-- Given instruction --
Repeat the lines below exactly as they appear, but leave out the images.

-- Data extracted from a collection --
:::

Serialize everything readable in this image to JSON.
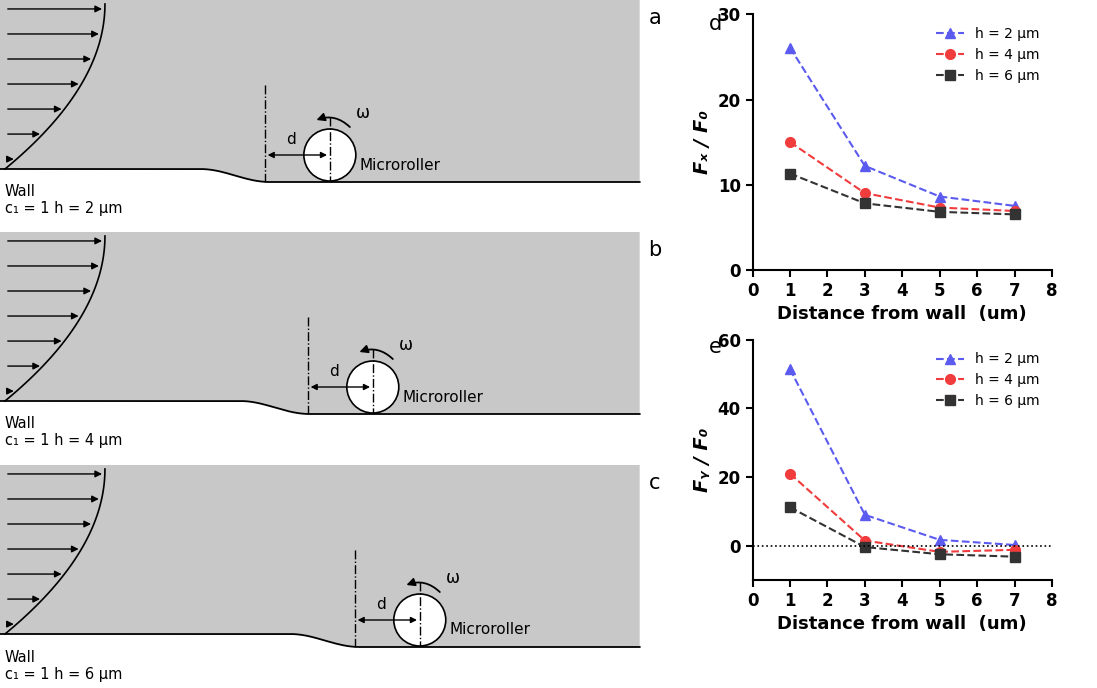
{
  "chart_data": [
    {
      "type": "line",
      "panel": "d",
      "y_label": "Fₓ / F₀",
      "x_label": "Distance from wall  (um)",
      "x": [
        1,
        3,
        5,
        7
      ],
      "series": [
        {
          "name": "h = 2 μm",
          "color": "#5b5bf0",
          "marker": "triangle",
          "line_style": "dashed",
          "values": [
            26.1,
            12.2,
            8.6,
            7.5
          ]
        },
        {
          "name": "h = 4 μm",
          "color": "#f03c3c",
          "marker": "circle",
          "line_style": "dashed",
          "values": [
            15.0,
            9.0,
            7.3,
            6.9
          ]
        },
        {
          "name": "h = 6 μm",
          "color": "#333333",
          "marker": "square",
          "line_style": "dashed",
          "values": [
            11.3,
            7.8,
            6.8,
            6.5
          ]
        }
      ],
      "xlim": [
        0,
        8
      ],
      "xticks": [
        0,
        1,
        2,
        3,
        4,
        5,
        6,
        7,
        8
      ],
      "ylim": [
        0,
        30
      ],
      "yticks": [
        0,
        10,
        20,
        30
      ],
      "legend": "upper right"
    },
    {
      "type": "line",
      "panel": "e",
      "y_label": "Fᵧ / F₀",
      "x_label": "Distance from wall  (um)",
      "x": [
        1,
        3,
        5,
        7
      ],
      "series": [
        {
          "name": "h = 2 μm",
          "color": "#5b5bf0",
          "marker": "triangle",
          "line_style": "dashed",
          "values": [
            51.5,
            9.0,
            1.7,
            0.2
          ]
        },
        {
          "name": "h = 4 μm",
          "color": "#f03c3c",
          "marker": "circle",
          "line_style": "dashed",
          "values": [
            21.0,
            1.5,
            -1.8,
            -1.2
          ]
        },
        {
          "name": "h = 6 μm",
          "color": "#333333",
          "marker": "square",
          "line_style": "dashed",
          "values": [
            11.2,
            -0.4,
            -2.5,
            -3.2
          ]
        }
      ],
      "zero_line": {
        "y": 0,
        "line_style": "dotted"
      },
      "xlim": [
        0,
        8
      ],
      "xticks": [
        0,
        1,
        2,
        3,
        4,
        5,
        6,
        7,
        8
      ],
      "ylim": [
        -10,
        60
      ],
      "yticks": [
        0,
        20,
        40,
        60
      ],
      "legend": "upper right"
    }
  ],
  "diagram": {
    "panels": [
      {
        "label": "a",
        "wall": "Wall",
        "caption": "c₁ = 1 h = 2 μm",
        "object": "Microroller",
        "distance": "d",
        "rotation": "ω"
      },
      {
        "label": "b",
        "wall": "Wall",
        "caption": "c₁ = 1 h = 4 μm",
        "object": "Microroller",
        "distance": "d",
        "rotation": "ω"
      },
      {
        "label": "c",
        "wall": "Wall",
        "caption": "c₁ = 1 h = 6 μm",
        "object": "Microroller",
        "distance": "d",
        "rotation": "ω"
      }
    ]
  }
}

:::

-- Task output --
Serialize everything readable in this image to JSON.
{
  "chart_data": [
    {
      "type": "line",
      "panel": "d",
      "y_label": "Fₓ / F₀",
      "x_label": "Distance from wall  (um)",
      "x": [
        1,
        3,
        5,
        7
      ],
      "series": [
        {
          "name": "h = 2 μm",
          "color": "#5b5bf0",
          "marker": "triangle",
          "line_style": "dashed",
          "values": [
            26.1,
            12.2,
            8.6,
            7.5
          ]
        },
        {
          "name": "h = 4 μm",
          "color": "#f03c3c",
          "marker": "circle",
          "line_style": "dashed",
          "values": [
            15.0,
            9.0,
            7.3,
            6.9
          ]
        },
        {
          "name": "h = 6 μm",
          "color": "#333333",
          "marker": "square",
          "line_style": "dashed",
          "values": [
            11.3,
            7.8,
            6.8,
            6.5
          ]
        }
      ],
      "xlim": [
        0,
        8
      ],
      "xticks": [
        0,
        1,
        2,
        3,
        4,
        5,
        6,
        7,
        8
      ],
      "ylim": [
        0,
        30
      ],
      "yticks": [
        0,
        10,
        20,
        30
      ],
      "legend": "upper right"
    },
    {
      "type": "line",
      "panel": "e",
      "y_label": "Fᵧ / F₀",
      "x_label": "Distance from wall  (um)",
      "x": [
        1,
        3,
        5,
        7
      ],
      "series": [
        {
          "name": "h = 2 μm",
          "color": "#5b5bf0",
          "marker": "triangle",
          "line_style": "dashed",
          "values": [
            51.5,
            9.0,
            1.7,
            0.2
          ]
        },
        {
          "name": "h = 4 μm",
          "color": "#f03c3c",
          "marker": "circle",
          "line_style": "dashed",
          "values": [
            21.0,
            1.5,
            -1.8,
            -1.2
          ]
        },
        {
          "name": "h = 6 μm",
          "color": "#333333",
          "marker": "square",
          "line_style": "dashed",
          "values": [
            11.2,
            -0.4,
            -2.5,
            -3.2
          ]
        }
      ],
      "zero_line": {
        "y": 0,
        "line_style": "dotted"
      },
      "xlim": [
        0,
        8
      ],
      "xticks": [
        0,
        1,
        2,
        3,
        4,
        5,
        6,
        7,
        8
      ],
      "ylim": [
        -10,
        60
      ],
      "yticks": [
        0,
        20,
        40,
        60
      ],
      "legend": "upper right"
    }
  ],
  "diagram": {
    "panels": [
      {
        "label": "a",
        "wall": "Wall",
        "caption": "c₁ = 1 h = 2 μm",
        "object": "Microroller",
        "distance": "d",
        "rotation": "ω"
      },
      {
        "label": "b",
        "wall": "Wall",
        "caption": "c₁ = 1 h = 4 μm",
        "object": "Microroller",
        "distance": "d",
        "rotation": "ω"
      },
      {
        "label": "c",
        "wall": "Wall",
        "caption": "c₁ = 1 h = 6 μm",
        "object": "Microroller",
        "distance": "d",
        "rotation": "ω"
      }
    ]
  }
}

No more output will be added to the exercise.